Exercise aim: Print the entire listing. Each line must match the original exactly.

Source data:
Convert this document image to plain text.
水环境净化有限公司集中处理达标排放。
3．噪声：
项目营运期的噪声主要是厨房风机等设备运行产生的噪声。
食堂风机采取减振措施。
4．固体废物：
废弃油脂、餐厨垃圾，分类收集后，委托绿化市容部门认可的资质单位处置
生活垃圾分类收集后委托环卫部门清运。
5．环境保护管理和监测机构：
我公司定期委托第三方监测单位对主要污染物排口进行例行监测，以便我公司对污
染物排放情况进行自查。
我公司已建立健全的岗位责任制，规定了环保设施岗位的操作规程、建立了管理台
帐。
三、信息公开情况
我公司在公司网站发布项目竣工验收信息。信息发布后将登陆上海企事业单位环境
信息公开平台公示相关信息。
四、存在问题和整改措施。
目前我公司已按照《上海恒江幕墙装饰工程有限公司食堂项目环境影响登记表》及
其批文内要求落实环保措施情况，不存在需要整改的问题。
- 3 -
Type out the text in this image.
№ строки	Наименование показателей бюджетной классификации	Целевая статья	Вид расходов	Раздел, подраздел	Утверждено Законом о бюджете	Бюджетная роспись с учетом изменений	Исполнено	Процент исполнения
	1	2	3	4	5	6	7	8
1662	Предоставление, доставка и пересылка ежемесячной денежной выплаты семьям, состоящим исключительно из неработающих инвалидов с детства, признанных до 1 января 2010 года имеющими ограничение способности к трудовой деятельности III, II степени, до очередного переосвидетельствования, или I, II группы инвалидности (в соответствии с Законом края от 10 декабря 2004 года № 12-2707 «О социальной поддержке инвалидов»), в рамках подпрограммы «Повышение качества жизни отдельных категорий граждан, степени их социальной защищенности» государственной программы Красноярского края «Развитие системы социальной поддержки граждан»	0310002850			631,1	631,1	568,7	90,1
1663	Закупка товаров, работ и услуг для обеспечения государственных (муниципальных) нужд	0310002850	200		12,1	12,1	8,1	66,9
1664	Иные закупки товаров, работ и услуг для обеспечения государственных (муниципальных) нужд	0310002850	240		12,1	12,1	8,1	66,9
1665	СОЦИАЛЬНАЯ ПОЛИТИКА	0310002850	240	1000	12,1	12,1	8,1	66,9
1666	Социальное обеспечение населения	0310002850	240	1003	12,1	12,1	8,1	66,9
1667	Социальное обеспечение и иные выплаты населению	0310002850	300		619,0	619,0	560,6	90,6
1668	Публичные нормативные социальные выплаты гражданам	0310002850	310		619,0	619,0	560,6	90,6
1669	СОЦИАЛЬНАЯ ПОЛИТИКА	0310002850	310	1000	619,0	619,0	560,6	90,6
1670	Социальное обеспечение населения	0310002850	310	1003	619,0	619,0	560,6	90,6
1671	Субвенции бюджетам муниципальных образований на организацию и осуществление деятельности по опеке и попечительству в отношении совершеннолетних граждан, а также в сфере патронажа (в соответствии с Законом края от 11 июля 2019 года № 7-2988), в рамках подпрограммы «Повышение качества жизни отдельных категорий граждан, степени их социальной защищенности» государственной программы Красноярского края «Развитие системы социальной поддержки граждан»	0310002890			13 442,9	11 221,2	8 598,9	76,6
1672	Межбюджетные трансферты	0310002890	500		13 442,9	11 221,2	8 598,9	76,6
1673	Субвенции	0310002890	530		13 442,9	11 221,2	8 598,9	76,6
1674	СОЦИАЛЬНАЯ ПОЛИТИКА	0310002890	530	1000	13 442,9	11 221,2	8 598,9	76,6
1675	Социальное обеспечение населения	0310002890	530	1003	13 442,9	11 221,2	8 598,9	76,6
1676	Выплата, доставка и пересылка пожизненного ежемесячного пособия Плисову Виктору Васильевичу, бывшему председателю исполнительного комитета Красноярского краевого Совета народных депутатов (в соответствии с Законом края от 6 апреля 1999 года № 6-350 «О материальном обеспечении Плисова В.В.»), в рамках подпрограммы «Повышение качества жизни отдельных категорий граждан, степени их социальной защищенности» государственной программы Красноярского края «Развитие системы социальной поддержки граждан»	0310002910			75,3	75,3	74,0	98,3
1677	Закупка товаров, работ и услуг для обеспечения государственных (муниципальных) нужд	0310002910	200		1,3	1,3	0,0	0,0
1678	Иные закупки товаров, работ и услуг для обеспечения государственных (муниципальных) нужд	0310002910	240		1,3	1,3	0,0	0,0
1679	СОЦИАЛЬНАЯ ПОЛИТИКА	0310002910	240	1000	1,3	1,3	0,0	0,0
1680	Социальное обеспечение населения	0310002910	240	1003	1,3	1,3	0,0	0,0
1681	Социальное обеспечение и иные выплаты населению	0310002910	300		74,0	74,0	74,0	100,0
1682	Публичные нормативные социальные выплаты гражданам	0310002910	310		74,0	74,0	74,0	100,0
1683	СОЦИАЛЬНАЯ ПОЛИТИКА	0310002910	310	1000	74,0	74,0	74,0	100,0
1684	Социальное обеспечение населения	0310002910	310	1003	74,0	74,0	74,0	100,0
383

Problem solution:
Convert this document image to plain text.
水环境净化有限公司集中处理达标排放。
3．噪声：
项目营运期的噪声主要是厨房风机等设备运行产生的噪声。
食堂风机采取减振措施。
4．固体废物：
废弃油脂、餐厨垃圾，分类收集后，委托绿化市容部门认可的资质单位处置
生活垃圾分类收集后委托环卫部门清运。
5．环境保护管理和监测机构：
我公司定期委托第三方监测单位对主要污染物排口进行例行监测，以便我公司对污
染物排放情况进行自查。
我公司已建立健全的岗位责任制，规定了环保设施岗位的操作规程、建立了管理台
帐。
三、信息公开情况
我公司在公司网站发布项目竣工验收信息。信息发布后将登陆上海企事业单位环境
信息公开平台公示相关信息。
四、存在问题和整改措施。
目前我公司已按照《上海恒江幕墙装饰工程有限公司食堂项目环境影响登记表》及
其批文内要求落实环保措施情况，不存在需要整改的问题。
- 3 -
Type out the text in this image.
№ строки	Наименование показателей бюджетной классификации	Целевая статья	Вид расходов	Раздел, подраздел	Утверждено Законом о бюджете	Бюджетная роспись с учетом изменений	Исполнено	Процент исполнения
	1	2	3	4	5	6	7	8
1662	Предоставление, доставка и пересылка ежемесячной денежной выплаты семьям, состоящим исключительно из неработающих инвалидов с детства, признанных до 1 января 2010 года имеющими ограничение способности к трудовой деятельности III, II степени, до очередного переосвидетельствования, или I, II группы инвалидности (в соответствии с Законом края от 10 декабря 2004 года № 12-2707 «О социальной поддержке инвалидов»), в рамках подпрограммы «Повышение качества жизни отдельных категорий граждан, степени их социальной защищенности» государственной программы Красноярского края «Развитие системы социальной поддержки граждан»	0310002850			631,1	631,1	568,7	90,1
1663	Закупка товаров, работ и услуг для обеспечения государственных (муниципальных) нужд	0310002850	200		12,1	12,1	8,1	66,9
1664	Иные закупки товаров, работ и услуг для обеспечения государственных (муниципальных) нужд	0310002850	240		12,1	12,1	8,1	66,9
1665	СОЦИАЛЬНАЯ ПОЛИТИКА	0310002850	240	1000	12,1	12,1	8,1	66,9
1666	Социальное обеспечение населения	0310002850	240	1003	12,1	12,1	8,1	66,9
1667	Социальное обеспечение и иные выплаты населению	0310002850	300		619,0	619,0	560,6	90,6
1668	Публичные нормативные социальные выплаты гражданам	0310002850	310		619,0	619,0	560,6	90,6
1669	СОЦИАЛЬНАЯ ПОЛИТИКА	0310002850	310	1000	619,0	619,0	560,6	90,6
1670	Социальное обеспечение населения	0310002850	310	1003	619,0	619,0	560,6	90,6
1671	Субвенции бюджетам муниципальных образований на организацию и осуществление деятельности по опеке и попечительству в отношении совершеннолетних граждан, а также в сфере патронажа (в соответствии с Законом края от 11 июля 2019 года № 7-2988), в рамках подпрограммы «Повышение качества жизни отдельных категорий граждан, степени их социальной защищенности» государственной программы Красноярского края «Развитие системы социальной поддержки граждан»	0310002890			13 442,9	11 221,2	8 598,9	76,6
1672	Межбюджетные трансферты	0310002890	500		13 442,9	11 221,2	8 598,9	76,6
1673	Субвенции	0310002890	530		13 442,9	11 221,2	8 598,9	76,6
1674	СОЦИАЛЬНАЯ ПОЛИТИКА	0310002890	530	1000	13 442,9	11 221,2	8 598,9	76,6
1675	Социальное обеспечение населения	0310002890	530	1003	13 442,9	11 221,2	8 598,9	76,6
1676	Выплата, доставка и пересылка пожизненного ежемесячного пособия Плисову Виктору Васильевичу, бывшему председателю исполнительного комитета Красноярского краевого Совета народных депутатов (в соответствии с Законом края от 6 апреля 1999 года № 6-350 «О материальном обеспечении Плисова В.В.»), в рамках подпрограммы «Повышение качества жизни отдельных категорий граждан, степени их социальной защищенности» государственной программы Красноярского края «Развитие системы социальной поддержки граждан»	0310002910			75,3	75,3	74,0	98,3
1677	Закупка товаров, работ и услуг для обеспечения государственных (муниципальных) нужд	0310002910	200		1,3	1,3	0,0	0,0
1678	Иные закупки товаров, работ и услуг для обеспечения государственных (муниципальных) нужд	0310002910	240		1,3	1,3	0,0	0,0
1679	СОЦИАЛЬНАЯ ПОЛИТИКА	0310002910	240	1000	1,3	1,3	0,0	0,0
1680	Социальное обеспечение населения	0310002910	240	1003	1,3	1,3	0,0	0,0
1681	Социальное обеспечение и иные выплаты населению	0310002910	300		74,0	74,0	74,0	100,0
1682	Публичные нормативные социальные выплаты гражданам	0310002910	310		74,0	74,0	74,0	100,0
1683	СОЦИАЛЬНАЯ ПОЛИТИКА	0310002910	310	1000	74,0	74,0	74,0	100,0
1684	Социальное обеспечение населения	0310002910	310	1003	74,0	74,0	74,0	100,0
383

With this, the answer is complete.